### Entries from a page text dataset
+---+

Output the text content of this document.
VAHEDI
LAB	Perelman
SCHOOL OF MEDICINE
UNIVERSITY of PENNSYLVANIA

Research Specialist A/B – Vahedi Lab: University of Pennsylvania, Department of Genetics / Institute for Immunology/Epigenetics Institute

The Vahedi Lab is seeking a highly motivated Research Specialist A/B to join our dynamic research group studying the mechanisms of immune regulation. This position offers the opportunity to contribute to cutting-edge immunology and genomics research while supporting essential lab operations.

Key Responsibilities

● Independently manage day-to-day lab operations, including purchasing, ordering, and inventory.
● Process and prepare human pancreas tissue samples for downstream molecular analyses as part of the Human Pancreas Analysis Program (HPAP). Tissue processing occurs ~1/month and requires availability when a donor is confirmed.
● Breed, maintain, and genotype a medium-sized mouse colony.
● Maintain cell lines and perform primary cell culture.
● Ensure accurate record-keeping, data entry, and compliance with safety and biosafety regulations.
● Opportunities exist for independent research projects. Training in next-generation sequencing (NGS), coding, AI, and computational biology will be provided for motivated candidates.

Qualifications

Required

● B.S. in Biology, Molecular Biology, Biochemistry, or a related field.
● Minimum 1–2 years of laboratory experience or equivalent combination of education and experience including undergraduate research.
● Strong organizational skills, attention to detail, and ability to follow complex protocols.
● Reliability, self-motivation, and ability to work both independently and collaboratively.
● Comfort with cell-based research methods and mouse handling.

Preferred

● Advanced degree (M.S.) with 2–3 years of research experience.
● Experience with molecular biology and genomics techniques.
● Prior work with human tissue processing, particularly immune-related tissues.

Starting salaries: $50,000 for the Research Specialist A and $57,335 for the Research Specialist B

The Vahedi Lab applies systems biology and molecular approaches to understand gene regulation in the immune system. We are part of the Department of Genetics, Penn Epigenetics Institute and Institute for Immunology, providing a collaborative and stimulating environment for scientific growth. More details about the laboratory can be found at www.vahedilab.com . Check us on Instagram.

+---+

### TASK GOAL
Every line of the records above where the string "genomics" is found should be copied.

### RESPONSE AREA
The Vahedi Lab is seeking a highly motivated Research Specialist A/B to join our dynamic research group studying the mechanisms of immune regulation. This position offers the opportunity to contribute to cutting-edge immunology and genomics research while supporting essential lab operations.
● Experience with molecular biology and genomics techniques.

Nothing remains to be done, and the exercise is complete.